What you will do:
Search the material for "сфере" and show all lines that contain it.

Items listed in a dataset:
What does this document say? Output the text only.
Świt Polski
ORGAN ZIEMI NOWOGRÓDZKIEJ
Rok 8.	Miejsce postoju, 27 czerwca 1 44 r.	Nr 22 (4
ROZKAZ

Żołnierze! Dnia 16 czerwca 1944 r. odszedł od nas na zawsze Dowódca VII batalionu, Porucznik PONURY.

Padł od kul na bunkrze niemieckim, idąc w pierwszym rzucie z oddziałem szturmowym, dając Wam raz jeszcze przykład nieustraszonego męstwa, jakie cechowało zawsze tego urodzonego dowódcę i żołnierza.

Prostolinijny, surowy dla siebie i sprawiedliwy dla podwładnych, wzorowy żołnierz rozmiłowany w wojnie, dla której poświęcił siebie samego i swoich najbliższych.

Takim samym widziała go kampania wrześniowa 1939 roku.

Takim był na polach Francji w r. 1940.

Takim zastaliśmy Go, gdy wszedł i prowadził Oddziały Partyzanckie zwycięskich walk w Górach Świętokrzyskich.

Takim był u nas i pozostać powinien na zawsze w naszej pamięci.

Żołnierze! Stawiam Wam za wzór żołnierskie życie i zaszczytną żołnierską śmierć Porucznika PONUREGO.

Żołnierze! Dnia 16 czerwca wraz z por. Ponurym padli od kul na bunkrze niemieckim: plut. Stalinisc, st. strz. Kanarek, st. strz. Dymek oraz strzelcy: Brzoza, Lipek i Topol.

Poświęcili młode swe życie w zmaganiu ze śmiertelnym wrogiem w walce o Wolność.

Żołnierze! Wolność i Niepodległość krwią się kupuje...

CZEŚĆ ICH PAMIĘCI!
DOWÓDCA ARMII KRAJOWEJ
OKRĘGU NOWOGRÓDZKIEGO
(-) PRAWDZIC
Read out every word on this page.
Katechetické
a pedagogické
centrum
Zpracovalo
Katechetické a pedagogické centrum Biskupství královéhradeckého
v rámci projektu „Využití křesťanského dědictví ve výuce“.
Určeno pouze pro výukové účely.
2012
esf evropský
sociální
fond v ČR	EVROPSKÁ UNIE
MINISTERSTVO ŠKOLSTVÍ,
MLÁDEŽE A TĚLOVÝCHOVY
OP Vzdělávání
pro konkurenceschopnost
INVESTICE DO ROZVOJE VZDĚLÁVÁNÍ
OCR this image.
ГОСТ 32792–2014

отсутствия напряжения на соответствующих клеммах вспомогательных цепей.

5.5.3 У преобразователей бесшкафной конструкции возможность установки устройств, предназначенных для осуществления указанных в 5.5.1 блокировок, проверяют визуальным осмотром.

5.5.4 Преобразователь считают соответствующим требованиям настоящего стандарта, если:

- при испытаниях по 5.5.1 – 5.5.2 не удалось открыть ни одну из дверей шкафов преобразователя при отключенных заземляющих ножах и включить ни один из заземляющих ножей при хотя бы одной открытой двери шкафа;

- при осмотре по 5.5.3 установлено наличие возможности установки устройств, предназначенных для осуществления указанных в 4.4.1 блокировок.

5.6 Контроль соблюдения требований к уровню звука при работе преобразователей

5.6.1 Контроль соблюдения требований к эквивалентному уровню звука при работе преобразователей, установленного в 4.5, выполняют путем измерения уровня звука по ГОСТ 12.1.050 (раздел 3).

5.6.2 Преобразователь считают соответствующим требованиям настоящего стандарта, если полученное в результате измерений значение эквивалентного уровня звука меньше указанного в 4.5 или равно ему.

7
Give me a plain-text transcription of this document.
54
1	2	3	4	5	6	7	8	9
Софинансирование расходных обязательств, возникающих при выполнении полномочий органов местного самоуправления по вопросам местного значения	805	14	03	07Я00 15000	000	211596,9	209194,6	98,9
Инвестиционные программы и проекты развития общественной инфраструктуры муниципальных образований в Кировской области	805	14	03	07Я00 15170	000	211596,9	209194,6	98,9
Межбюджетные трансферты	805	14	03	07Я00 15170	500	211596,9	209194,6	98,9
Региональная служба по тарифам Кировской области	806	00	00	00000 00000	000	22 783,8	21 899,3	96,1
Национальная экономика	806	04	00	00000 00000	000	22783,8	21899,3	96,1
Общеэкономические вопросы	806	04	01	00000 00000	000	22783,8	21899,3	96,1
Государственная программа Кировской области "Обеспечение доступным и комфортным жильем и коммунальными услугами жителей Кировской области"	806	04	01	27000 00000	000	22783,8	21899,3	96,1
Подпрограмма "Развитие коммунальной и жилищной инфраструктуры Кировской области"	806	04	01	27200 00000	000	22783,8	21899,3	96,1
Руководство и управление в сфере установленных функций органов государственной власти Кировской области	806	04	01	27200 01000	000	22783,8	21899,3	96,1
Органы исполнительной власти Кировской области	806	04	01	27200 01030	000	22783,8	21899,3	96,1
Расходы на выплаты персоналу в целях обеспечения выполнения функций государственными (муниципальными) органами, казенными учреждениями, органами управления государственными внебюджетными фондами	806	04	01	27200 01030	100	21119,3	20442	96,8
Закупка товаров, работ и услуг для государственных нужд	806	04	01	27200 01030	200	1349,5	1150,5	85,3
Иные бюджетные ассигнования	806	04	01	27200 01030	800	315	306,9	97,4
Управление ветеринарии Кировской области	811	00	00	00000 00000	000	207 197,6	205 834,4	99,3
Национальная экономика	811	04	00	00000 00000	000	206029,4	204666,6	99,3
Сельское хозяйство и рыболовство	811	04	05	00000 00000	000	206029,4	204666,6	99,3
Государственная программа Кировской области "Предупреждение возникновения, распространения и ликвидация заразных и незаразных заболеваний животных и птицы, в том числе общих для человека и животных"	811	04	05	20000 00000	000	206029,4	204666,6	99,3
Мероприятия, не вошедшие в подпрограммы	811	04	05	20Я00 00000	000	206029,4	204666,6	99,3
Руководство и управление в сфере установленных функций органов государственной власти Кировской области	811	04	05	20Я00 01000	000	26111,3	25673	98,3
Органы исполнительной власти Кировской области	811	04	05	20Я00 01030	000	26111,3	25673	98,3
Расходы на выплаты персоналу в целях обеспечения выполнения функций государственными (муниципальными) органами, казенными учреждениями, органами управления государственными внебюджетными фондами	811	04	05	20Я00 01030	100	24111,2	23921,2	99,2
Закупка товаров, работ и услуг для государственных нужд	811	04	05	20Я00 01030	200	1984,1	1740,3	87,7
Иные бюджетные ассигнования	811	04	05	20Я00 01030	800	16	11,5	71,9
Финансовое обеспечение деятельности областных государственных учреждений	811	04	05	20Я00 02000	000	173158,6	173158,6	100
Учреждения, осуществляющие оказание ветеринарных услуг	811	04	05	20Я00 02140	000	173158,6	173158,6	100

The solution:
Руководство и управление в сфере установленных функций органов государственной власти Кировской области	806	04	01	27200 01000	000	22783,8	21899,3	96,1
Руководство и управление в сфере установленных функций органов государственной власти Кировской области	811	04	05	20Я00 01000	000	26111,3	25673	98,3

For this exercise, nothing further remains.